= TASK DETAILS =
For the entries below, how many lines include the word "start"? Give the figure and nothing more.

= Figure record extracts =
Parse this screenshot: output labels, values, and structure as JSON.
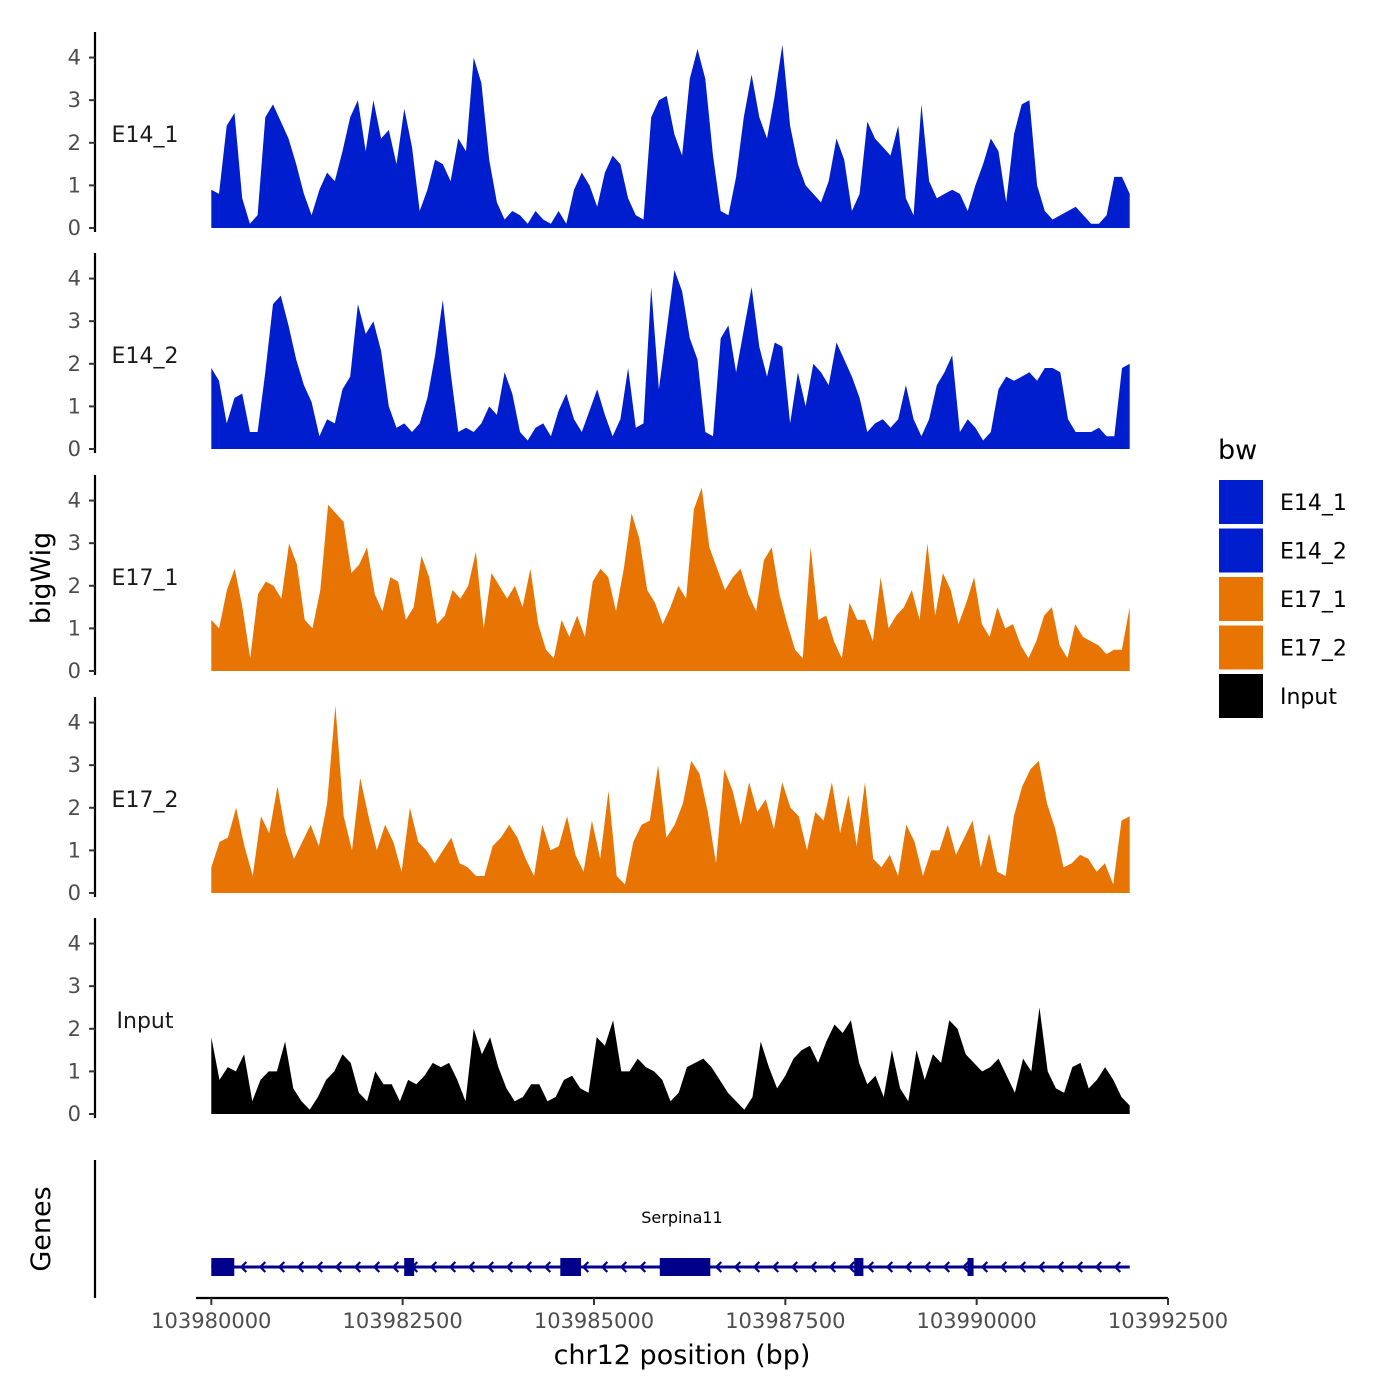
{
  "chart_data": {
    "type": "area",
    "ylabel": "bigWig",
    "xlabel": "chr12 position (bp)",
    "y_ticks": [
      0,
      1,
      2,
      3,
      4
    ],
    "ylim": [
      0,
      4.6
    ],
    "x_range": [
      103980000,
      103992000
    ],
    "xlim": [
      103979800,
      103992500
    ],
    "x_ticks": [
      103980000,
      103982500,
      103985000,
      103987500,
      103990000,
      103992500
    ],
    "x_tick_labels": [
      "103980000",
      "103982500",
      "103985000",
      "103987500",
      "103990000",
      "103992500"
    ],
    "legend": {
      "title": "bw",
      "entries": [
        {
          "label": "E14_1",
          "color": "#001ecd"
        },
        {
          "label": "E14_2",
          "color": "#001ecd"
        },
        {
          "label": "E17_1",
          "color": "#e87503"
        },
        {
          "label": "E17_2",
          "color": "#e87503"
        },
        {
          "label": "Input",
          "color": "#000000"
        }
      ]
    },
    "series": [
      {
        "name": "E14_1",
        "label": "E14_1",
        "color": "#001ecd",
        "values": [
          0.9,
          0.8,
          2.4,
          2.7,
          0.7,
          0.1,
          0.3,
          2.6,
          2.9,
          2.5,
          2.1,
          1.5,
          0.8,
          0.3,
          0.9,
          1.3,
          1.1,
          1.8,
          2.6,
          3.0,
          1.8,
          3.0,
          2.1,
          2.3,
          1.5,
          2.8,
          1.9,
          0.4,
          0.9,
          1.6,
          1.5,
          1.1,
          2.1,
          1.8,
          4.0,
          3.4,
          1.6,
          0.6,
          0.2,
          0.4,
          0.3,
          0.1,
          0.4,
          0.2,
          0.1,
          0.4,
          0.1,
          0.9,
          1.3,
          1.0,
          0.5,
          1.3,
          1.7,
          1.5,
          0.7,
          0.3,
          0.2,
          2.6,
          3.0,
          3.1,
          2.2,
          1.7,
          3.5,
          4.2,
          3.5,
          1.7,
          0.4,
          0.3,
          1.2,
          2.6,
          3.6,
          2.6,
          2.1,
          3.1,
          4.3,
          2.4,
          1.5,
          1.0,
          0.8,
          0.6,
          1.1,
          2.1,
          1.6,
          0.4,
          0.8,
          2.5,
          2.1,
          1.9,
          1.7,
          2.4,
          0.7,
          0.3,
          2.9,
          1.1,
          0.7,
          0.8,
          0.9,
          0.8,
          0.4,
          1.0,
          1.5,
          2.1,
          1.8,
          0.6,
          2.2,
          2.9,
          3.0,
          1.0,
          0.4,
          0.2,
          0.3,
          0.4,
          0.5,
          0.3,
          0.1,
          0.1,
          0.3,
          1.2,
          1.2,
          0.8
        ]
      },
      {
        "name": "E14_2",
        "label": "E14_2",
        "color": "#001ecd",
        "values": [
          1.9,
          1.6,
          0.6,
          1.2,
          1.3,
          0.4,
          0.4,
          1.8,
          3.4,
          3.6,
          2.9,
          2.1,
          1.5,
          1.1,
          0.3,
          0.7,
          0.6,
          1.4,
          1.7,
          3.4,
          2.7,
          3.0,
          2.3,
          1.0,
          0.5,
          0.6,
          0.4,
          0.6,
          1.2,
          2.2,
          3.5,
          1.8,
          0.4,
          0.5,
          0.4,
          0.6,
          1.0,
          0.8,
          1.8,
          1.3,
          0.4,
          0.2,
          0.5,
          0.6,
          0.3,
          0.9,
          1.3,
          0.7,
          0.4,
          0.9,
          1.4,
          0.8,
          0.3,
          0.7,
          1.9,
          0.5,
          0.6,
          3.8,
          1.4,
          2.8,
          4.2,
          3.7,
          2.6,
          2.1,
          0.4,
          0.3,
          2.6,
          2.9,
          1.8,
          2.8,
          3.8,
          2.4,
          1.7,
          2.5,
          2.4,
          0.6,
          1.8,
          1.0,
          2.0,
          1.8,
          1.5,
          2.5,
          2.1,
          1.7,
          1.2,
          0.4,
          0.6,
          0.7,
          0.5,
          0.7,
          1.5,
          0.7,
          0.3,
          0.7,
          1.5,
          1.8,
          2.2,
          0.4,
          0.7,
          0.5,
          0.2,
          0.4,
          1.4,
          1.7,
          1.6,
          1.7,
          1.8,
          1.6,
          1.9,
          1.9,
          1.8,
          0.7,
          0.4,
          0.4,
          0.4,
          0.5,
          0.3,
          0.3,
          1.9,
          2.0
        ]
      },
      {
        "name": "E17_1",
        "label": "E17_1",
        "color": "#e87503",
        "values": [
          1.2,
          1.0,
          1.9,
          2.4,
          1.5,
          0.3,
          1.8,
          2.1,
          2.0,
          1.7,
          3.0,
          2.5,
          1.2,
          1.0,
          1.9,
          3.9,
          3.7,
          3.5,
          2.3,
          2.5,
          2.9,
          1.8,
          1.4,
          2.2,
          2.1,
          1.2,
          1.5,
          2.7,
          2.2,
          1.1,
          1.3,
          1.9,
          1.7,
          2.0,
          2.8,
          1.0,
          2.3,
          2.0,
          1.7,
          2.0,
          1.5,
          2.4,
          1.1,
          0.5,
          0.3,
          1.2,
          0.8,
          1.3,
          0.8,
          2.1,
          2.4,
          2.2,
          1.4,
          2.4,
          3.7,
          3.1,
          1.9,
          1.6,
          1.1,
          1.5,
          2.0,
          1.7,
          3.8,
          4.3,
          2.9,
          2.4,
          1.9,
          2.2,
          2.4,
          1.8,
          1.4,
          2.6,
          2.9,
          1.8,
          1.1,
          0.5,
          0.3,
          2.9,
          1.2,
          1.3,
          0.7,
          0.3,
          1.6,
          1.2,
          1.2,
          0.7,
          2.2,
          1.0,
          1.3,
          1.5,
          1.9,
          1.2,
          3.0,
          1.3,
          2.3,
          1.9,
          1.1,
          1.6,
          2.2,
          1.1,
          0.8,
          1.5,
          1.0,
          1.1,
          0.6,
          0.3,
          0.7,
          1.3,
          1.5,
          0.6,
          0.3,
          1.1,
          0.8,
          0.7,
          0.6,
          0.4,
          0.5,
          0.5,
          1.5
        ]
      },
      {
        "name": "E17_2",
        "label": "E17_2",
        "color": "#e87503",
        "values": [
          0.6,
          1.2,
          1.3,
          2.0,
          1.1,
          0.4,
          1.8,
          1.4,
          2.5,
          1.4,
          0.8,
          1.2,
          1.6,
          1.1,
          2.1,
          4.4,
          1.8,
          1.0,
          2.7,
          1.8,
          1.0,
          1.6,
          1.2,
          0.5,
          2.0,
          1.2,
          1.0,
          0.7,
          1.0,
          1.3,
          0.7,
          0.6,
          0.4,
          0.4,
          1.1,
          1.3,
          1.6,
          1.3,
          0.8,
          0.4,
          1.6,
          1.0,
          1.1,
          1.8,
          0.9,
          0.5,
          1.7,
          0.8,
          2.4,
          0.4,
          0.2,
          1.2,
          1.6,
          1.7,
          3.0,
          1.3,
          1.6,
          2.1,
          3.1,
          2.8,
          1.9,
          0.7,
          2.9,
          2.4,
          1.6,
          2.6,
          1.9,
          2.2,
          1.5,
          2.6,
          2.0,
          1.8,
          1.0,
          1.9,
          1.7,
          2.6,
          1.4,
          2.3,
          1.1,
          2.6,
          0.8,
          0.6,
          0.9,
          0.4,
          1.6,
          1.2,
          0.4,
          1.0,
          1.0,
          1.6,
          0.9,
          1.3,
          1.7,
          0.6,
          1.4,
          0.5,
          0.4,
          1.8,
          2.5,
          2.9,
          3.1,
          2.1,
          1.5,
          0.6,
          0.7,
          0.9,
          0.8,
          0.5,
          0.7,
          0.2,
          1.7,
          1.8
        ]
      },
      {
        "name": "Input",
        "label": "Input",
        "color": "#000000",
        "values": [
          1.8,
          0.8,
          1.1,
          1.0,
          1.4,
          0.3,
          0.8,
          1.0,
          1.0,
          1.7,
          0.6,
          0.3,
          0.1,
          0.4,
          0.8,
          1.0,
          1.4,
          1.2,
          0.5,
          0.3,
          1.0,
          0.7,
          0.7,
          0.3,
          0.8,
          0.7,
          0.9,
          1.2,
          1.1,
          1.2,
          0.8,
          0.3,
          2.0,
          1.4,
          1.8,
          1.1,
          0.6,
          0.3,
          0.4,
          0.7,
          0.7,
          0.3,
          0.4,
          0.8,
          0.9,
          0.6,
          0.5,
          1.8,
          1.6,
          2.2,
          1.0,
          1.0,
          1.3,
          1.1,
          1.0,
          0.8,
          0.3,
          0.5,
          1.1,
          1.2,
          1.3,
          1.1,
          0.8,
          0.5,
          0.3,
          0.1,
          0.4,
          1.7,
          1.1,
          0.6,
          0.9,
          1.3,
          1.5,
          1.6,
          1.2,
          1.7,
          2.1,
          1.9,
          2.2,
          1.2,
          0.7,
          0.9,
          0.4,
          1.5,
          0.6,
          0.3,
          1.5,
          0.8,
          1.4,
          1.2,
          2.2,
          2.0,
          1.4,
          1.2,
          1.0,
          1.1,
          1.3,
          0.9,
          0.5,
          1.3,
          1.0,
          2.5,
          1.0,
          0.6,
          0.5,
          1.1,
          1.2,
          0.6,
          0.8,
          1.1,
          0.8,
          0.4,
          0.2
        ]
      }
    ],
    "gene_track": {
      "label": "Genes",
      "gene_name": "Serpina11",
      "strand": "-",
      "start": 103980000,
      "end": 103992000,
      "exons": [
        {
          "start": 103980000,
          "end": 103980300
        },
        {
          "start": 103982520,
          "end": 103982650
        },
        {
          "start": 103984560,
          "end": 103984830
        },
        {
          "start": 103985860,
          "end": 103986520
        },
        {
          "start": 103988400,
          "end": 103988520
        },
        {
          "start": 103989880,
          "end": 103989960
        }
      ]
    }
  }
}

= TASK OUTPUT =
7